Extracted material.
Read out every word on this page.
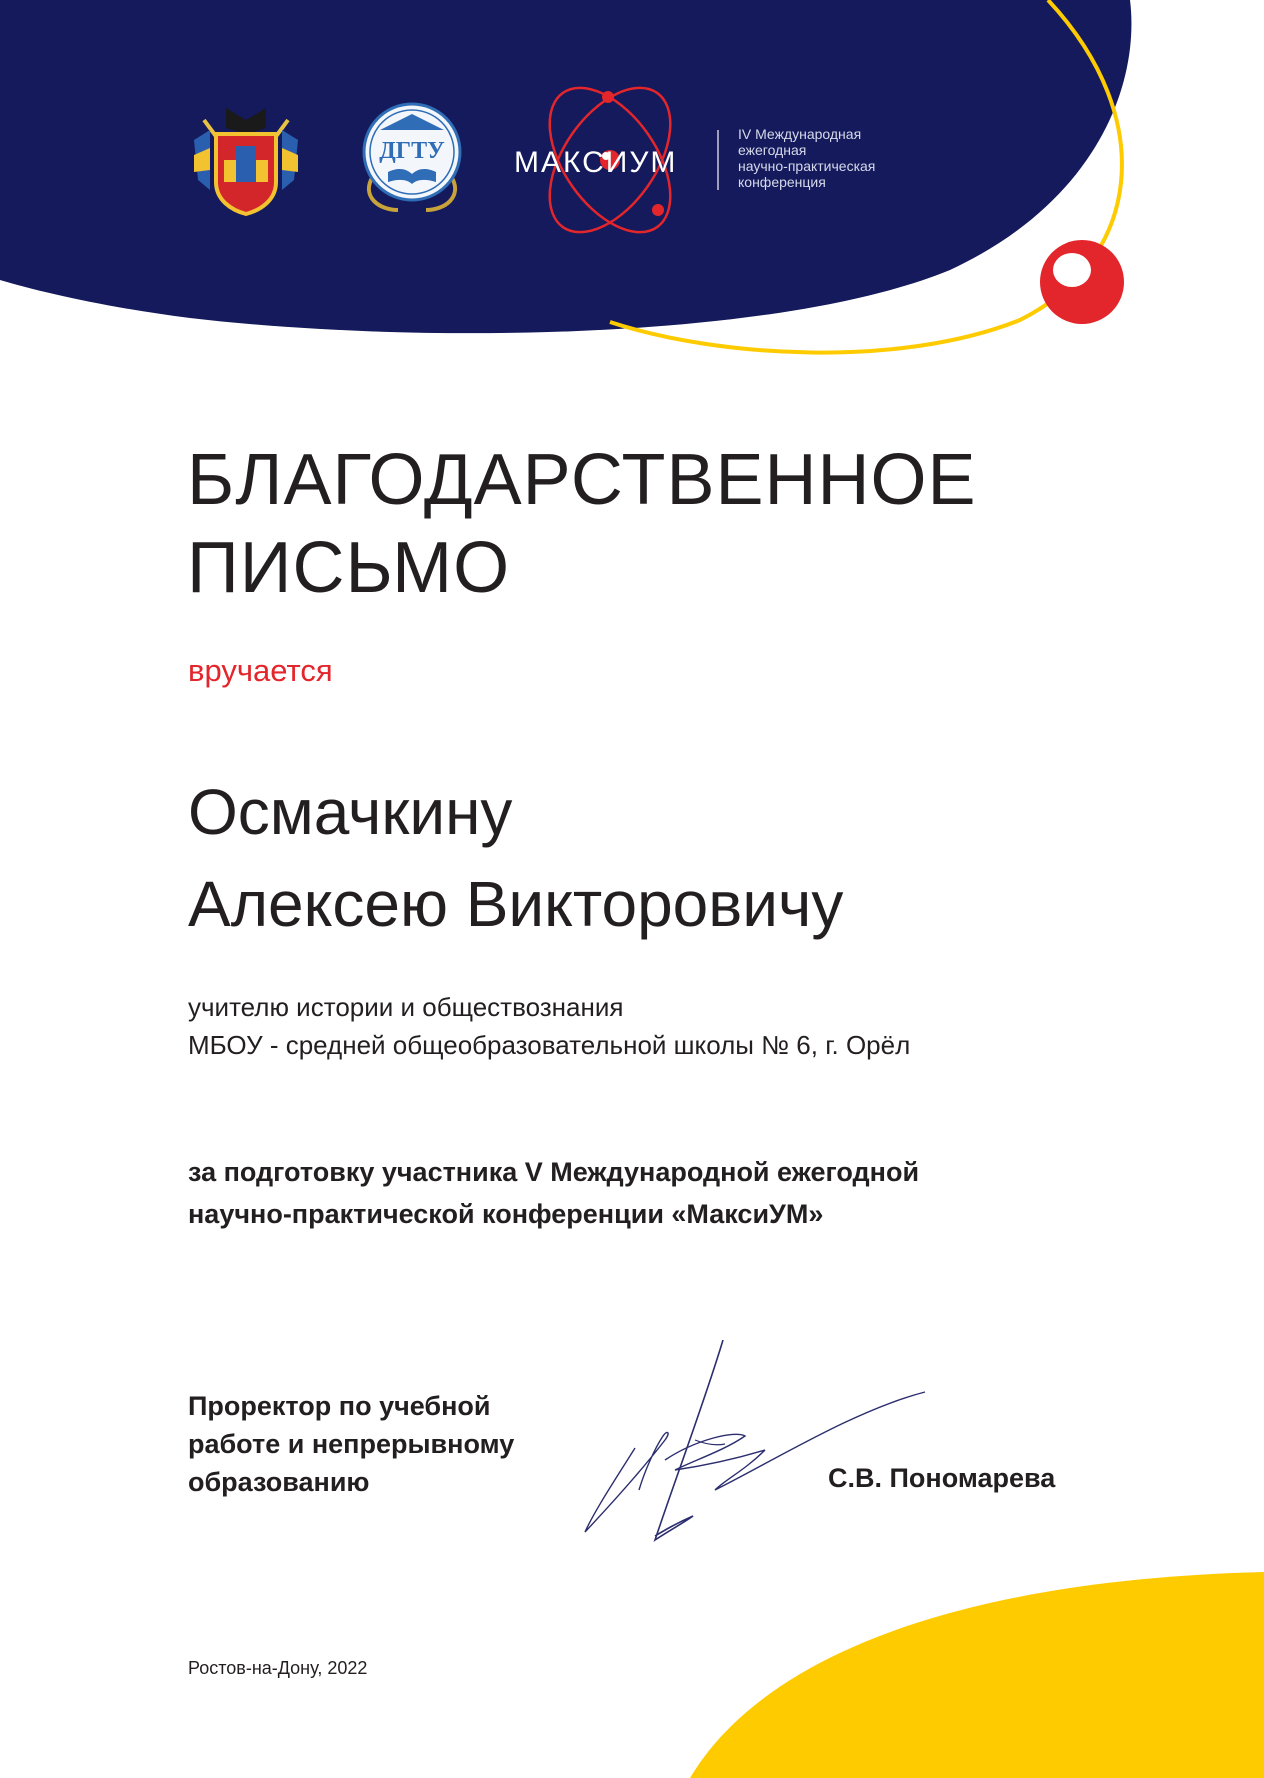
ДГТУ МАКСИУМ
IV Международная
ежегодная
научно-практическая
конференция
БЛАГОДАРСТВЕННОЕ
ПИСЬМО
вручается
Осмачкину
Алексею Викторовичу
учителю истории и обществознания
МБОУ - средней общеобразовательной школы № 6, г. Орёл
за подготовку участника V Международной ежегодной
научно-практической конференции «МаксиУМ»
Проректор по учебной
работе и непрерывному
образованию	С.В. Пономарева
Ростов-на-Дону, 2022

What to do.
Reproduce the entries exactly. Do not carry over any picture.

Solution.
Read out every word on this page.
ДГТУ МАКСИУМ
IV Международная
ежегодная
научно-практическая
конференция
БЛАГОДАРСТВЕННОЕ
ПИСЬМО
вручается
Осмачкину
Алексею Викторовичу
учителю истории и обществознания
МБОУ - средней общеобразовательной школы № 6, г. Орёл
за подготовку участника V Международной ежегодной
научно-практической конференции «МаксиУМ»
Проректор по учебной
работе и непрерывному
образованию	С.В. Пономарева
Ростов-на-Дону, 2022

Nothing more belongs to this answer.